▶ Raw data

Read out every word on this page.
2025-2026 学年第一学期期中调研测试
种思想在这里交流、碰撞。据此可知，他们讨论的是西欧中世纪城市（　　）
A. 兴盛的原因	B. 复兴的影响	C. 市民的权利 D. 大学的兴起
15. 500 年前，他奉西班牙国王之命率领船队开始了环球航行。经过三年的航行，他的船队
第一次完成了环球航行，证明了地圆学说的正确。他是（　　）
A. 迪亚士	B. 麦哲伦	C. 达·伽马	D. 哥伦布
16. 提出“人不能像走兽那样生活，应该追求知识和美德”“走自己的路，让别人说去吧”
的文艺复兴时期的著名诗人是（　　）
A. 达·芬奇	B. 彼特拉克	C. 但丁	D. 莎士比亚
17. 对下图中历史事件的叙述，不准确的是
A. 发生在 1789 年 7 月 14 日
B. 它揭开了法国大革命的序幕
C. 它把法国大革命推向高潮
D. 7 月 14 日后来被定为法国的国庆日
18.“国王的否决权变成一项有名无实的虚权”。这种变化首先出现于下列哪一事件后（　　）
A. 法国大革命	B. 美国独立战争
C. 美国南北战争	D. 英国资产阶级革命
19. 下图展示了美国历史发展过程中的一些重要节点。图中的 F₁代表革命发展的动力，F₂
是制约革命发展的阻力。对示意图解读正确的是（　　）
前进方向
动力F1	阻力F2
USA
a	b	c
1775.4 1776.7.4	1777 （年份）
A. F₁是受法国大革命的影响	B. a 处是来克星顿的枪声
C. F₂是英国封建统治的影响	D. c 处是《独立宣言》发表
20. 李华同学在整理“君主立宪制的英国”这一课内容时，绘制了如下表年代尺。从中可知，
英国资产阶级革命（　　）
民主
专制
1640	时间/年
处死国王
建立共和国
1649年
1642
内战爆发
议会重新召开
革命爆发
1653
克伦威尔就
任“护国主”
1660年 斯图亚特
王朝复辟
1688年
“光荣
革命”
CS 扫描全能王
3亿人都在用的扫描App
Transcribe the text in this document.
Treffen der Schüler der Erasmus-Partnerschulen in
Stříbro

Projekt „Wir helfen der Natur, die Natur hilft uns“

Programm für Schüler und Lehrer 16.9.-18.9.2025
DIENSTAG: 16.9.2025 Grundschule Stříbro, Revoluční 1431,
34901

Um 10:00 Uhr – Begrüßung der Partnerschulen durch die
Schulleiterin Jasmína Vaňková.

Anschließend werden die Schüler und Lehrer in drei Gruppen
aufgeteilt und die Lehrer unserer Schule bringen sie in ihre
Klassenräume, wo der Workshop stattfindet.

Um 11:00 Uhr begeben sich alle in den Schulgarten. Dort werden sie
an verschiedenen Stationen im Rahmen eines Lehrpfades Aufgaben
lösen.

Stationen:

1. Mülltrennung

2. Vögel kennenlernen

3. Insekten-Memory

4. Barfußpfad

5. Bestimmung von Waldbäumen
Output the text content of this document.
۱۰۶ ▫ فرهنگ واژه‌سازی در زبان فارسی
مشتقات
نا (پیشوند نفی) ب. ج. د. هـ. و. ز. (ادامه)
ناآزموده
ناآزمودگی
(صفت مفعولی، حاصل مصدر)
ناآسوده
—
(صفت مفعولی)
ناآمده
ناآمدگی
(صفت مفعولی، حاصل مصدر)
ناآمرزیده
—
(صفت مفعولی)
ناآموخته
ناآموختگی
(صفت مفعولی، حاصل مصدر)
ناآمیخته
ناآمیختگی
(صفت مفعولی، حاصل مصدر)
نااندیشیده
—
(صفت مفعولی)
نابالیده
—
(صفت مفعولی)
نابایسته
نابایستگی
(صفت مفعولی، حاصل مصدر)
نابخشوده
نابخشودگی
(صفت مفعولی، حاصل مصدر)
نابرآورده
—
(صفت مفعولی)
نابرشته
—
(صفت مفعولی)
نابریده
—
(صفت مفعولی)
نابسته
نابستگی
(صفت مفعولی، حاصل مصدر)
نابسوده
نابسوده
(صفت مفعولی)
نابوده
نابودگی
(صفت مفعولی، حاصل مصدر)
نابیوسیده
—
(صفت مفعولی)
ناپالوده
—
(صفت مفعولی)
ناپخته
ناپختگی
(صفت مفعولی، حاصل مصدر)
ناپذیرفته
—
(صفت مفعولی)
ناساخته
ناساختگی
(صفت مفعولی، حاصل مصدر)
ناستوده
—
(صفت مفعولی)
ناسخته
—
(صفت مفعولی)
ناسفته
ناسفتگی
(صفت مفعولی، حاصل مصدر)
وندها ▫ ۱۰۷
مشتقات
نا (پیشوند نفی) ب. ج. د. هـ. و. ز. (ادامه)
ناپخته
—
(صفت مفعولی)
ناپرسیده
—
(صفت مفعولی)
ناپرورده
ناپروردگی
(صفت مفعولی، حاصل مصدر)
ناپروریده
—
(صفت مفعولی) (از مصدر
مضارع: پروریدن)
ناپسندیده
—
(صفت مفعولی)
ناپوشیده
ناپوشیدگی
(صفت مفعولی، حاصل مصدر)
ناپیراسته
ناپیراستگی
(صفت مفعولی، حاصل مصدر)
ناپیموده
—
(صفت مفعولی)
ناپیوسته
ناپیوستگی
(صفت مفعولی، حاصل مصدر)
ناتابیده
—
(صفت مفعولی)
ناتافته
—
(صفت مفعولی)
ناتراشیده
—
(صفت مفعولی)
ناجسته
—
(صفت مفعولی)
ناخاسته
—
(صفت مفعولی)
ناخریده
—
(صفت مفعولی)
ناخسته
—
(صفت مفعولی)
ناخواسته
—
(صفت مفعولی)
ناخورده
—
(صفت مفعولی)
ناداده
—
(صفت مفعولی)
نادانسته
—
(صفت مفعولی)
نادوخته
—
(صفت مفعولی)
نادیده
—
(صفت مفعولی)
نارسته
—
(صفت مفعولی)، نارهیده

▶ Problem
Report every line containing the word "Lehrer" from the listing above.

▶ Response
Programm für Schüler und Lehrer 16.9.-18.9.2025
Anschließend werden die Schüler und Lehrer in drei Gruppen
aufgeteilt und die Lehrer unserer Schule bringen sie in ihre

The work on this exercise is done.